**Written exercise:** Copy the lines exactly as they appear, beginning with the line that contains "list-item: • Share" and continuing through the line that contains "premiere-label: Premiere: [1059, 552, 1128, 569]".

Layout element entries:
★ ★ ★ ★ ★

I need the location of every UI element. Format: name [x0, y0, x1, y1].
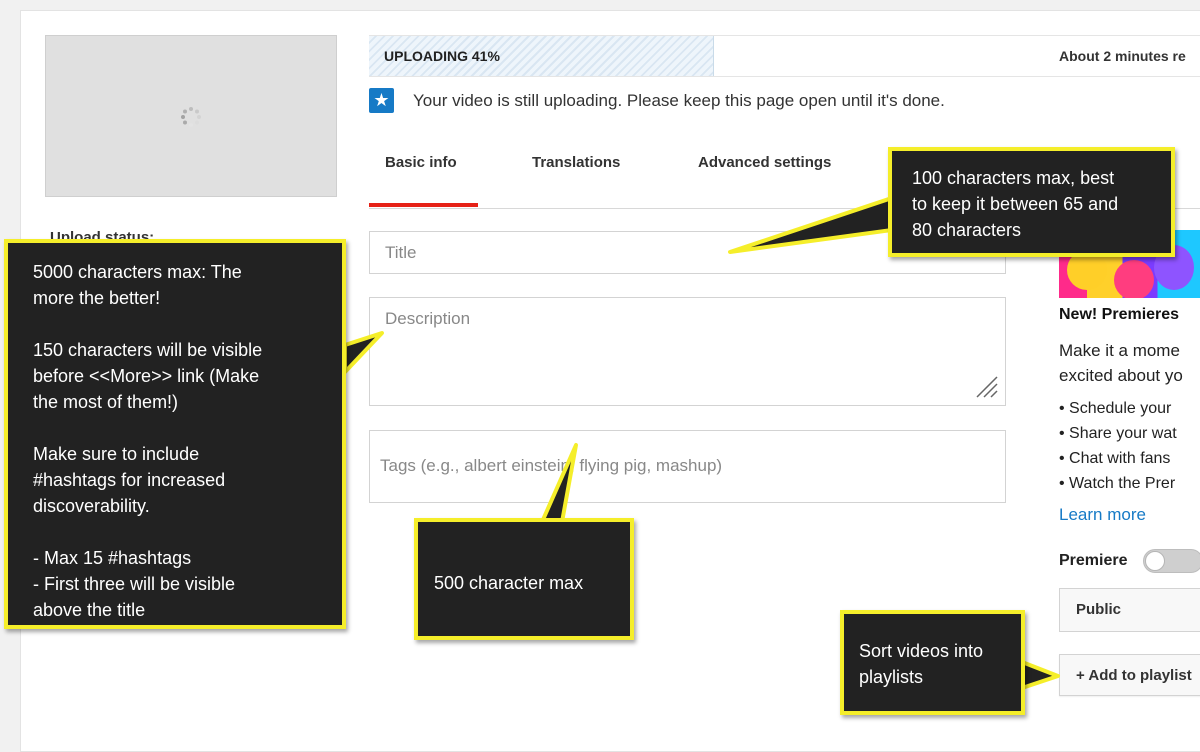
list-item: • Share your wat: [1059, 425, 1177, 442]
tags-callout-text: 500 character max: [434, 573, 584, 593]
premieres-feature-list: • Schedule your • Share your wat • Chat …: [1059, 396, 1177, 496]
resize-grip-icon[interactable]: [973, 373, 999, 399]
list-item: • Watch the Prer: [1059, 475, 1176, 492]
tab-advanced-settings[interactable]: Advanced settings: [698, 154, 831, 171]
visibility-select[interactable]: Public: [1059, 588, 1200, 632]
tags-placeholder: Tags (e.g., albert einstein, flying pig,…: [380, 456, 723, 475]
toggle-knob: [1145, 551, 1165, 571]
description-callout-text: 5000 characters max: The more the better…: [33, 262, 263, 620]
playlist-callout-text: Sort videos into playlists: [859, 641, 984, 687]
add-to-playlist-label: + Add to playlist: [1076, 667, 1192, 684]
playlist-callout: Sort videos into playlists: [840, 610, 1025, 715]
learn-more-link[interactable]: Learn more: [1059, 505, 1146, 525]
premiere-toggle[interactable]: [1143, 549, 1200, 573]
upload-progress-bar: UPLOADING 41% About 2 minutes re: [369, 35, 1200, 77]
title-placeholder: Title: [385, 243, 417, 262]
loading-spinner-icon: [181, 107, 201, 127]
premieres-description: Make it a mome excited about yo: [1059, 341, 1183, 385]
tags-callout: 500 character max: [414, 518, 634, 640]
tab-translations[interactable]: Translations: [532, 154, 620, 171]
premieres-title: New! Premieres: [1059, 306, 1180, 323]
title-callout-text: 100 characters max, best to keep it betw…: [912, 168, 1119, 240]
premiere-label: Premiere: [1059, 552, 1128, 569]
upload-notice-text: Your video is still uploading. Please ke…: [413, 91, 945, 110]
add-to-playlist-button[interactable]: + Add to playlist: [1059, 654, 1200, 696]
tags-input[interactable]: Tags (e.g., albert einstein, flying pig,…: [369, 430, 1006, 503]
list-item: • Chat with fans: [1059, 450, 1171, 467]
upload-progress-text: UPLOADING 41%: [384, 48, 500, 64]
list-item: • Schedule your: [1059, 400, 1172, 417]
description-placeholder: Description: [385, 309, 471, 328]
description-callout: 5000 characters max: The more the better…: [4, 239, 346, 629]
title-callout: 100 characters max, best to keep it betw…: [888, 147, 1175, 257]
time-remaining-text: About 2 minutes re: [1059, 48, 1186, 64]
description-textarea[interactable]: Description: [369, 297, 1006, 406]
active-tab-indicator: [369, 203, 478, 207]
star-icon: ★: [369, 88, 394, 113]
tab-basic-info[interactable]: Basic info: [385, 154, 457, 171]
visibility-value: Public: [1076, 601, 1122, 618]
video-thumbnail: [45, 35, 337, 197]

★ ★ ★ ★ ★

**Task answer:**
list-item: • Share your wat: [1059, 425, 1177, 442]
tags-callout-text: 500 character max: [434, 573, 584, 593]
premieres-feature-list: • Schedule your • Share your wat • Chat …: [1059, 396, 1177, 496]
resize-grip-icon[interactable]: [973, 373, 999, 399]
list-item: • Watch the Prer: [1059, 475, 1176, 492]
tab-advanced-settings[interactable]: Advanced settings: [698, 154, 831, 171]
visibility-select[interactable]: Public: [1059, 588, 1200, 632]
tags-placeholder: Tags (e.g., albert einstein, flying pig,…: [380, 456, 723, 475]
toggle-knob: [1145, 551, 1165, 571]
description-callout-text: 5000 characters max: The more the better…: [33, 262, 263, 620]
playlist-callout-text: Sort videos into playlists: [859, 641, 984, 687]
add-to-playlist-label: + Add to playlist: [1076, 667, 1192, 684]
playlist-callout: Sort videos into playlists: [840, 610, 1025, 715]
learn-more-link[interactable]: Learn more: [1059, 505, 1146, 525]
premiere-toggle[interactable]: [1143, 549, 1200, 573]
upload-progress-bar: UPLOADING 41% About 2 minutes re: [369, 35, 1200, 77]
title-placeholder: Title: [385, 243, 417, 262]
loading-spinner-icon: [181, 107, 201, 127]
premieres-description: Make it a mome excited about yo: [1059, 341, 1183, 385]
tags-callout: 500 character max: [414, 518, 634, 640]
tab-translations[interactable]: Translations: [532, 154, 620, 171]
premieres-title: New! Premieres: [1059, 306, 1180, 323]
title-callout-text: 100 characters max, best to keep it betw…: [912, 168, 1119, 240]
premiere-label: Premiere: [1059, 552, 1128, 569]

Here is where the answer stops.